• **WHAT IS REQUIRED**
Pictures aside, repeat every entry exactly.
====
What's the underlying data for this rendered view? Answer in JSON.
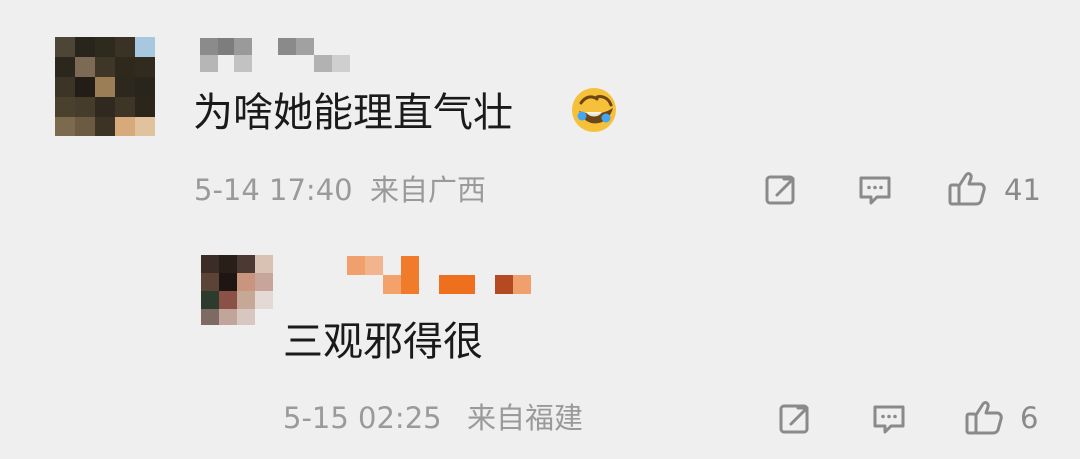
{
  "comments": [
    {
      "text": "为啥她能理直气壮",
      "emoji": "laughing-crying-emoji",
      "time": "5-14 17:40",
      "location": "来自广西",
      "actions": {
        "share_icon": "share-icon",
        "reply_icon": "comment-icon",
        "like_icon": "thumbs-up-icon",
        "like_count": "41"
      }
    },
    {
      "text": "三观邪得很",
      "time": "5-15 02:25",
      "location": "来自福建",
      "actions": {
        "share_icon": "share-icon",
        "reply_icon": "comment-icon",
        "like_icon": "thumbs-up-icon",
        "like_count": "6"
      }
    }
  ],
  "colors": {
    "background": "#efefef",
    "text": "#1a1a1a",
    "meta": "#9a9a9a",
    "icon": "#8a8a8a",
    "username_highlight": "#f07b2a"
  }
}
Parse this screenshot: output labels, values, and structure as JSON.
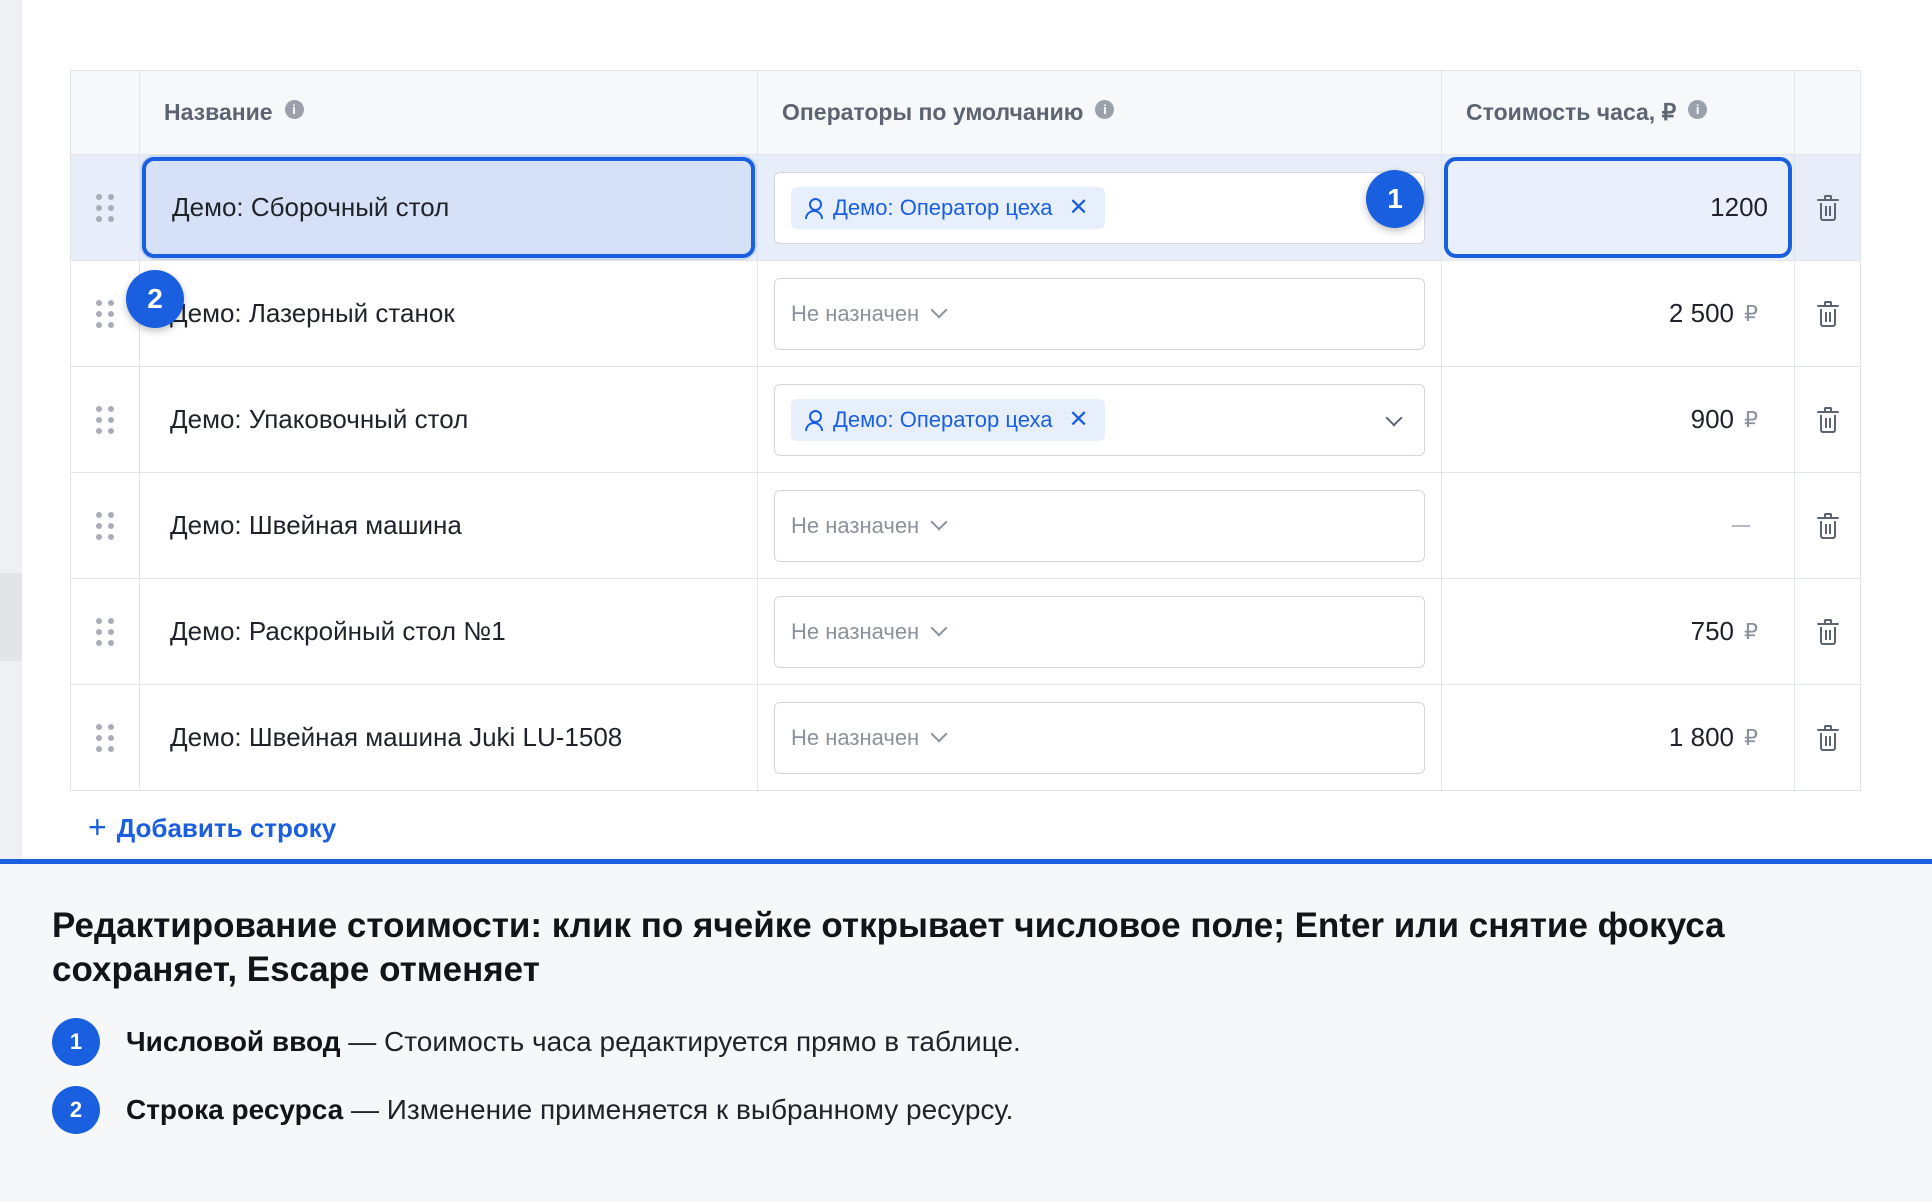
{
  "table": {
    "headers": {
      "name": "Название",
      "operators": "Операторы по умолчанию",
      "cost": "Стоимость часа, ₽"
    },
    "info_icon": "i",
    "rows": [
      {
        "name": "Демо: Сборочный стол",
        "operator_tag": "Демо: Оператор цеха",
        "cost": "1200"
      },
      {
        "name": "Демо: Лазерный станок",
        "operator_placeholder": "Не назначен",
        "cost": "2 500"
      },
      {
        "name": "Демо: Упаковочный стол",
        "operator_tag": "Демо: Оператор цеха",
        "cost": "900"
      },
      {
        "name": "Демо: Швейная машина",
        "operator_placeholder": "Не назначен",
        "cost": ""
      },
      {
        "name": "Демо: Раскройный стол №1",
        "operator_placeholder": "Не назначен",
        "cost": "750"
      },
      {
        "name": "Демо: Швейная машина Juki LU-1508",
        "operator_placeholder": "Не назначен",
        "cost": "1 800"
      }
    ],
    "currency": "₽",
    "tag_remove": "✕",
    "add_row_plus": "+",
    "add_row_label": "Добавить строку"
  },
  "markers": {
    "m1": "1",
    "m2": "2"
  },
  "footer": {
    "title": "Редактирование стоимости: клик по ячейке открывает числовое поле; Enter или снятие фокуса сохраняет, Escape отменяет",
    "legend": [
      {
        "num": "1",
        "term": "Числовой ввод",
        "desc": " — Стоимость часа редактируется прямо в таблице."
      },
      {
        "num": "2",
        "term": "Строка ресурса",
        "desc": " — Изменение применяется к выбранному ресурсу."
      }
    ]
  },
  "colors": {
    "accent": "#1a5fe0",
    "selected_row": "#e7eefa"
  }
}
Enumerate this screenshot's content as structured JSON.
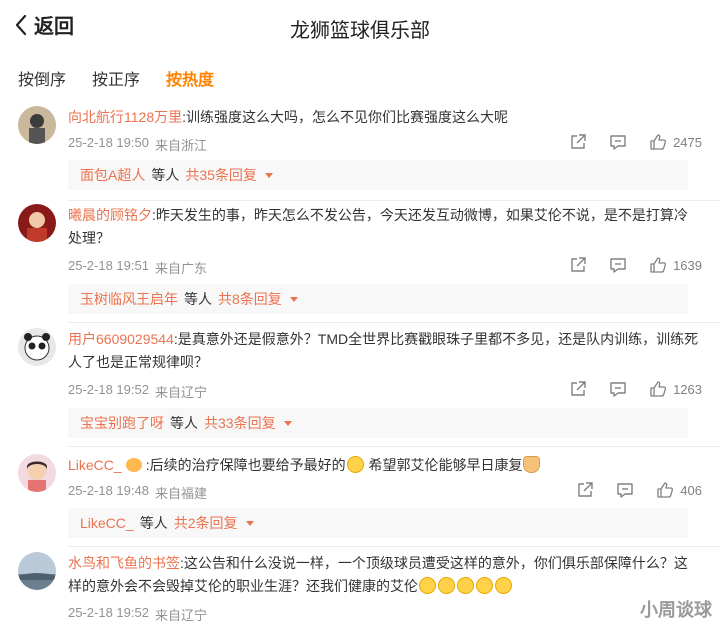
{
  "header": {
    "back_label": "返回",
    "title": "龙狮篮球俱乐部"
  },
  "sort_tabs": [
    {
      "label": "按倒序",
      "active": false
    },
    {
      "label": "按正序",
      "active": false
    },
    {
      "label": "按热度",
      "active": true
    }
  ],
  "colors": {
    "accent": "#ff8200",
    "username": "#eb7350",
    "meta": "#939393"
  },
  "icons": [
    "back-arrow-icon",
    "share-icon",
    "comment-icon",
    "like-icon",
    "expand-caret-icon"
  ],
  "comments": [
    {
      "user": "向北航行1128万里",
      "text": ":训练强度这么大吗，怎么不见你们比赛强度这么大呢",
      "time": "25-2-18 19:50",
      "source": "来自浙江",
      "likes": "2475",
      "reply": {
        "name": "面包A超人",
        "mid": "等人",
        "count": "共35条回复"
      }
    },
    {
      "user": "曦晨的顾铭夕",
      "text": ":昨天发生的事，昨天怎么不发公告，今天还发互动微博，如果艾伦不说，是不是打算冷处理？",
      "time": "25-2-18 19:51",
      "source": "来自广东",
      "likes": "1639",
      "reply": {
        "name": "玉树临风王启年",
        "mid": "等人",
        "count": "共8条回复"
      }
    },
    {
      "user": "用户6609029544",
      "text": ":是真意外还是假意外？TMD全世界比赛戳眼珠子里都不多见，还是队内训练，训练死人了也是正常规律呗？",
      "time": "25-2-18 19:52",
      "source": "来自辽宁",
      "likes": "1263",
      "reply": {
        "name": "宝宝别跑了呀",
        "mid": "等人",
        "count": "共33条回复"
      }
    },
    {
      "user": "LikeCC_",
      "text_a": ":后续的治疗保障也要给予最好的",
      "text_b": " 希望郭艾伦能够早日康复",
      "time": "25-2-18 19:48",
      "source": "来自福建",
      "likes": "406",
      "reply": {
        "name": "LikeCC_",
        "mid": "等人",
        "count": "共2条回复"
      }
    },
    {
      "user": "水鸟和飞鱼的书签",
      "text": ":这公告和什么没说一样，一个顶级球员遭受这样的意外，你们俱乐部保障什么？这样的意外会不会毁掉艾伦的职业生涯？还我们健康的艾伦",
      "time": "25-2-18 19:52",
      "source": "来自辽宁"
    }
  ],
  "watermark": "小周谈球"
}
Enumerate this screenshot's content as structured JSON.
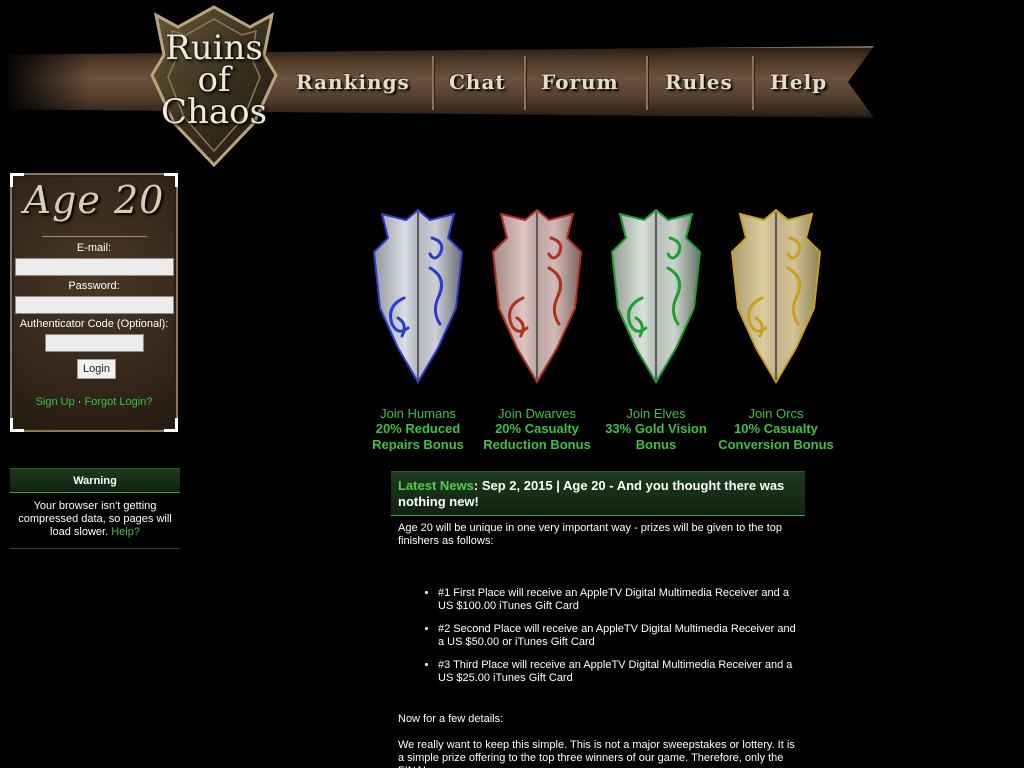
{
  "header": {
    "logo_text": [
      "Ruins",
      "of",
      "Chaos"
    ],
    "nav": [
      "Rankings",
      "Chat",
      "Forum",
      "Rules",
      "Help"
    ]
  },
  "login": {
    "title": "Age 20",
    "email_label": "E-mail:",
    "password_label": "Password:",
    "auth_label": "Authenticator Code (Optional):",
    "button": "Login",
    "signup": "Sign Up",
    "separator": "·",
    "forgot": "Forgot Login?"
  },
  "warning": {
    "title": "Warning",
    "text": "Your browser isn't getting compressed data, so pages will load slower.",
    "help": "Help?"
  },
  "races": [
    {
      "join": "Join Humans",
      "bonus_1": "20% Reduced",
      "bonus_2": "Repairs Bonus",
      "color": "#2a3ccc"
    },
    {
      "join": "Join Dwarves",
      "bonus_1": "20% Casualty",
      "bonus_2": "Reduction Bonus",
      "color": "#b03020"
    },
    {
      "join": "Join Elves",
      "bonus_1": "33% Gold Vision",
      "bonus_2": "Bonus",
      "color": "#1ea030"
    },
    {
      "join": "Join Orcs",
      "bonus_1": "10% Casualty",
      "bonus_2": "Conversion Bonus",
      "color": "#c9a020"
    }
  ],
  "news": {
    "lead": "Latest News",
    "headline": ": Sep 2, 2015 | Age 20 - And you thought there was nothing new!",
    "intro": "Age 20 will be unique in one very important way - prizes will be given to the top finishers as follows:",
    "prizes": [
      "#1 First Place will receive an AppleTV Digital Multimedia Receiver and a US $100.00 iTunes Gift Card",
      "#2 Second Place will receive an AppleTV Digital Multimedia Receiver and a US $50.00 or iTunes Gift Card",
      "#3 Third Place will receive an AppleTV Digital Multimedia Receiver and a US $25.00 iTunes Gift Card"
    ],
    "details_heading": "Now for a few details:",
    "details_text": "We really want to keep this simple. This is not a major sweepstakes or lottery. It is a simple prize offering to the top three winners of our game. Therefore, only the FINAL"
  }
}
====
• **PROBLEM SOLUTION**
What's the underlying data for this rendered view? Answer in JSON.
{
  "comments": [
    {
      "text": "为啥她能理直气壮",
      "emoji": "laughing-crying-emoji",
      "time": "5-14 17:40",
      "location": "来自广西",
      "actions": {
        "share_icon": "share-icon",
        "reply_icon": "comment-icon",
        "like_icon": "thumbs-up-icon",
        "like_count": "41"
      }
    },
    {
      "text": "三观邪得很",
      "time": "5-15 02:25",
      "location": "来自福建",
      "actions": {
        "share_icon": "share-icon",
        "reply_icon": "comment-icon",
        "like_icon": "thumbs-up-icon",
        "like_count": "6"
      }
    }
  ],
  "colors": {
    "background": "#efefef",
    "text": "#1a1a1a",
    "meta": "#9a9a9a",
    "icon": "#8a8a8a",
    "username_highlight": "#f07b2a"
  }
}
Parse this screenshot: output labels, values, and structure as JSON.
{
  "table": {
    "headers": {
      "name": "Название",
      "operators": "Операторы по умолчанию",
      "cost": "Стоимость часа, ₽"
    },
    "info_icon": "i",
    "rows": [
      {
        "name": "Демо: Сборочный стол",
        "operator_tag": "Демо: Оператор цеха",
        "cost": "1200"
      },
      {
        "name": "Демо: Лазерный станок",
        "operator_placeholder": "Не назначен",
        "cost": "2 500"
      },
      {
        "name": "Демо: Упаковочный стол",
        "operator_tag": "Демо: Оператор цеха",
        "cost": "900"
      },
      {
        "name": "Демо: Швейная машина",
        "operator_placeholder": "Не назначен",
        "cost": ""
      },
      {
        "name": "Демо: Раскройный стол №1",
        "operator_placeholder": "Не назначен",
        "cost": "750"
      },
      {
        "name": "Демо: Швейная машина Juki LU-1508",
        "operator_placeholder": "Не назначен",
        "cost": "1 800"
      }
    ],
    "currency": "₽",
    "tag_remove": "✕",
    "add_row_plus": "+",
    "add_row_label": "Добавить строку"
  },
  "markers": {
    "m1": "1",
    "m2": "2"
  },
  "footer": {
    "title": "Редактирование стоимости: клик по ячейке открывает числовое поле; Enter или снятие фокуса сохраняет, Escape отменяет",
    "legend": [
      {
        "num": "1",
        "term": "Числовой ввод",
        "desc": " — Стоимость часа редактируется прямо в таблице."
      },
      {
        "num": "2",
        "term": "Строка ресурса",
        "desc": " — Изменение применяется к выбранному ресурсу."
      }
    ]
  },
  "colors": {
    "accent": "#1a5fe0",
    "selected_row": "#e7eefa"
  }
}
Enumerate this screenshot's content as structured JSON.
{
  "header": {
    "back_label": "返回",
    "title": "龙狮篮球俱乐部"
  },
  "sort_tabs": [
    {
      "label": "按倒序",
      "active": false
    },
    {
      "label": "按正序",
      "active": false
    },
    {
      "label": "按热度",
      "active": true
    }
  ],
  "colors": {
    "accent": "#ff8200",
    "username": "#eb7350",
    "meta": "#939393"
  },
  "icons": [
    "back-arrow-icon",
    "share-icon",
    "comment-icon",
    "like-icon",
    "expand-caret-icon"
  ],
  "comments": [
    {
      "user": "向北航行1128万里",
      "text": ":训练强度这么大吗，怎么不见你们比赛强度这么大呢",
      "time": "25-2-18 19:50",
      "source": "来自浙江",
      "likes": "2475",
      "reply": {
        "name": "面包A超人",
        "mid": "等人",
        "count": "共35条回复"
      }
    },
    {
      "user": "曦晨的顾铭夕",
      "text": ":昨天发生的事，昨天怎么不发公告，今天还发互动微博，如果艾伦不说，是不是打算冷处理？",
      "time": "25-2-18 19:51",
      "source": "来自广东",
      "likes": "1639",
      "reply": {
        "name": "玉树临风王启年",
        "mid": "等人",
        "count": "共8条回复"
      }
    },
    {
      "user": "用户6609029544",
      "text": ":是真意外还是假意外？TMD全世界比赛戳眼珠子里都不多见，还是队内训练，训练死人了也是正常规律呗？",
      "time": "25-2-18 19:52",
      "source": "来自辽宁",
      "likes": "1263",
      "reply": {
        "name": "宝宝别跑了呀",
        "mid": "等人",
        "count": "共33条回复"
      }
    },
    {
      "user": "LikeCC_",
      "text_a": ":后续的治疗保障也要给予最好的",
      "text_b": " 希望郭艾伦能够早日康复",
      "time": "25-2-18 19:48",
      "source": "来自福建",
      "likes": "406",
      "reply": {
        "name": "LikeCC_",
        "mid": "等人",
        "count": "共2条回复"
      }
    },
    {
      "user": "水鸟和飞鱼的书签",
      "text": ":这公告和什么没说一样，一个顶级球员遭受这样的意外，你们俱乐部保障什么？这样的意外会不会毁掉艾伦的职业生涯？还我们健康的艾伦",
      "time": "25-2-18 19:52",
      "source": "来自辽宁"
    }
  ],
  "watermark": "小周谈球"
}
Enumerate this screenshot's content as structured JSON.
{
  "header": {
    "logo_text": [
      "Ruins",
      "of",
      "Chaos"
    ],
    "nav": [
      "Rankings",
      "Chat",
      "Forum",
      "Rules",
      "Help"
    ]
  },
  "login": {
    "title": "Age 20",
    "email_label": "E-mail:",
    "password_label": "Password:",
    "auth_label": "Authenticator Code (Optional):",
    "button": "Login",
    "signup": "Sign Up",
    "separator": "·",
    "forgot": "Forgot Login?"
  },
  "warning": {
    "title": "Warning",
    "text": "Your browser isn't getting compressed data, so pages will load slower.",
    "help": "Help?"
  },
  "races": [
    {
      "join": "Join Humans",
      "bonus_1": "20% Reduced",
      "bonus_2": "Repairs Bonus",
      "color": "#2a3ccc"
    },
    {
      "join": "Join Dwarves",
      "bonus_1": "20% Casualty",
      "bonus_2": "Reduction Bonus",
      "color": "#b03020"
    },
    {
      "join": "Join Elves",
      "bonus_1": "33% Gold Vision",
      "bonus_2": "Bonus",
      "color": "#1ea030"
    },
    {
      "join": "Join Orcs",
      "bonus_1": "10% Casualty",
      "bonus_2": "Conversion Bonus",
      "color": "#c9a020"
    }
  ],
  "news": {
    "lead": "Latest News",
    "headline": ": Sep 2, 2015 | Age 20 - And you thought there was nothing new!",
    "intro": "Age 20 will be unique in one very important way - prizes will be given to the top finishers as follows:",
    "prizes": [
      "#1 First Place will receive an AppleTV Digital Multimedia Receiver and a US $100.00 iTunes Gift Card",
      "#2 Second Place will receive an AppleTV Digital Multimedia Receiver and a US $50.00 or iTunes Gift Card",
      "#3 Third Place will receive an AppleTV Digital Multimedia Receiver and a US $25.00 iTunes Gift Card"
    ],
    "details_heading": "Now for a few details:",
    "details_text": "We really want to keep this simple. This is not a major sweepstakes or lottery. It is a simple prize offering to the top three winners of our game. Therefore, only the FINAL"
  }
}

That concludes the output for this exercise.